For each line of the data below that holds "this", copy the line.

Start of Recorded data

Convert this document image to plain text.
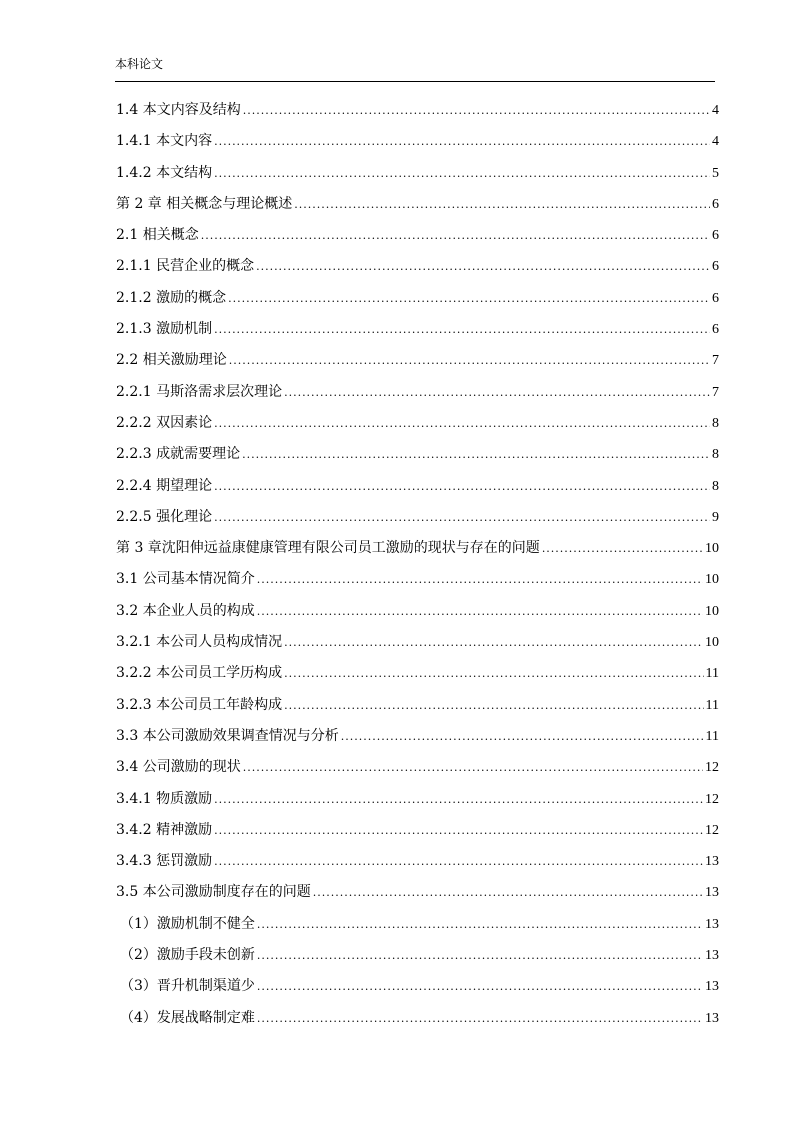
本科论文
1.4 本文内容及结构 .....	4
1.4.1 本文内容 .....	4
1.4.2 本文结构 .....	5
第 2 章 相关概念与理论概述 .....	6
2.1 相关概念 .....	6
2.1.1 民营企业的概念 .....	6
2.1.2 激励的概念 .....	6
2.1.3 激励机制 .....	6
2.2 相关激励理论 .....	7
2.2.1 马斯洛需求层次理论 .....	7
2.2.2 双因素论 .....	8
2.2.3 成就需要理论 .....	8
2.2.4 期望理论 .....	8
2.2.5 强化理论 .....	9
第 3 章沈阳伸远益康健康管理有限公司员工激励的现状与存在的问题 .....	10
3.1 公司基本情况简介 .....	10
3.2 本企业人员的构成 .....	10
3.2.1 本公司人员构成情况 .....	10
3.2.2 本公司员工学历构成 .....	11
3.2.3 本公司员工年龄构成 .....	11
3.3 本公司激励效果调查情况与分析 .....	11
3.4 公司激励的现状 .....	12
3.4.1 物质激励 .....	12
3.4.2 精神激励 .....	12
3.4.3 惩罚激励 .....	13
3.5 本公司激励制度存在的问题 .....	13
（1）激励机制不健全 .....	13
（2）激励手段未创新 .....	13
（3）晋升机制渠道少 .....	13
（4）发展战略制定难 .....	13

End of Recorded data
Start of Recorded data

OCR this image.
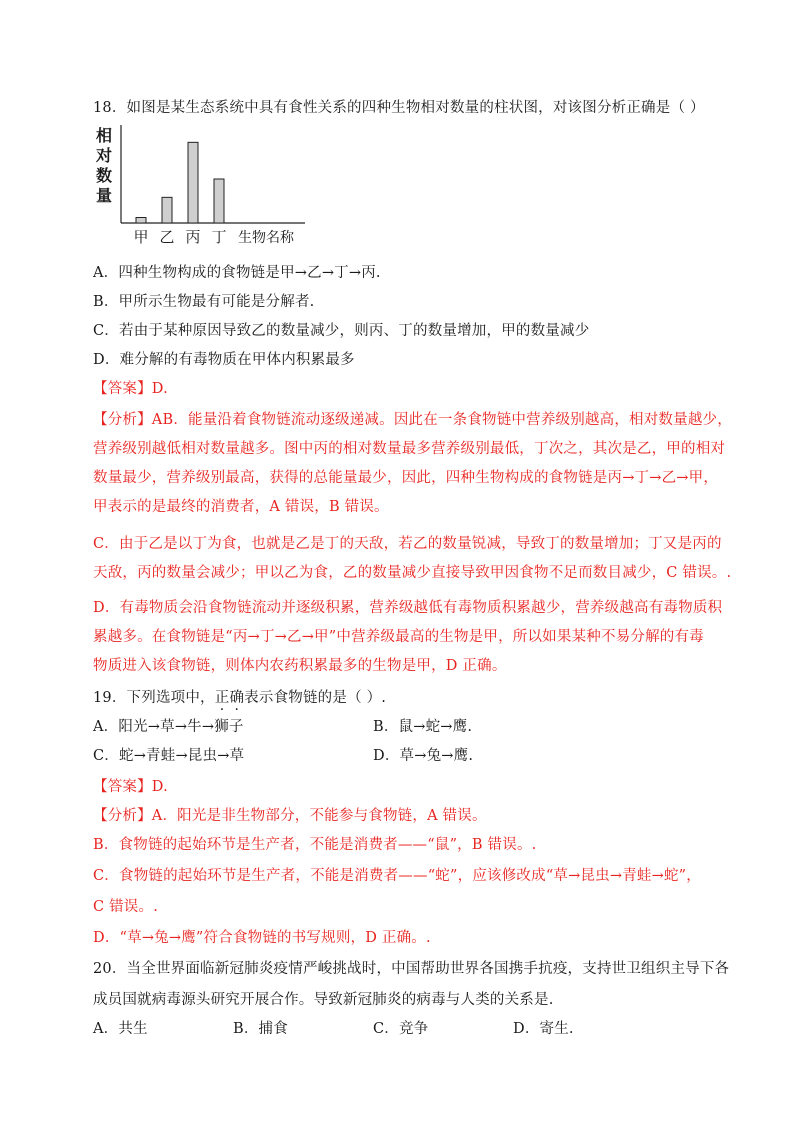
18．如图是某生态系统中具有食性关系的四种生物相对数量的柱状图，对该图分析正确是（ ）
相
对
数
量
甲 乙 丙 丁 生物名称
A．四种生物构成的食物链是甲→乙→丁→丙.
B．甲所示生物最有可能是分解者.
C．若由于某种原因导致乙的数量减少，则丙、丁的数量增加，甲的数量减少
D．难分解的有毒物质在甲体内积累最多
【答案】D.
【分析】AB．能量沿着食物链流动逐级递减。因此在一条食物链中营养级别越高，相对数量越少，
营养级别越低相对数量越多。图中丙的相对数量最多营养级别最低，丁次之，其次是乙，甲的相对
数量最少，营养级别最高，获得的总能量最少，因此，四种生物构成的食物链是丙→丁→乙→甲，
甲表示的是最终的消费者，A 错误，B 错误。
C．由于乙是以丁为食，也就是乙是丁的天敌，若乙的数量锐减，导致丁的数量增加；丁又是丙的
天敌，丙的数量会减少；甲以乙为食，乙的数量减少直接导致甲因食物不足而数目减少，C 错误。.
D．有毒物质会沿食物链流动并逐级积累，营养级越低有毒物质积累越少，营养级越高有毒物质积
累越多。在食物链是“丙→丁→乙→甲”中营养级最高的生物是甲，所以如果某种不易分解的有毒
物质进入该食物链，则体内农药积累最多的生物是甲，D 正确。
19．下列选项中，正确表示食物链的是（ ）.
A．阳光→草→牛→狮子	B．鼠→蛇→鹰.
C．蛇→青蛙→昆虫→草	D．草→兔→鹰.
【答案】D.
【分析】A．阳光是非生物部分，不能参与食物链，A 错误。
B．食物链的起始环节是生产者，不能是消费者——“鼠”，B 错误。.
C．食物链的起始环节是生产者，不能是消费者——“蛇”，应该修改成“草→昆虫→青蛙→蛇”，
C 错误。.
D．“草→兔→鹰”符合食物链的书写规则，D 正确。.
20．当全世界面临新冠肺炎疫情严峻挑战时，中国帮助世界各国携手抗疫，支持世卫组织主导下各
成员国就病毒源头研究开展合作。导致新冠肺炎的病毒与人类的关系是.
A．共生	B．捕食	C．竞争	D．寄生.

End of Recorded data

Result of the exercise:
Convert this document image to plain text.
OCR this image.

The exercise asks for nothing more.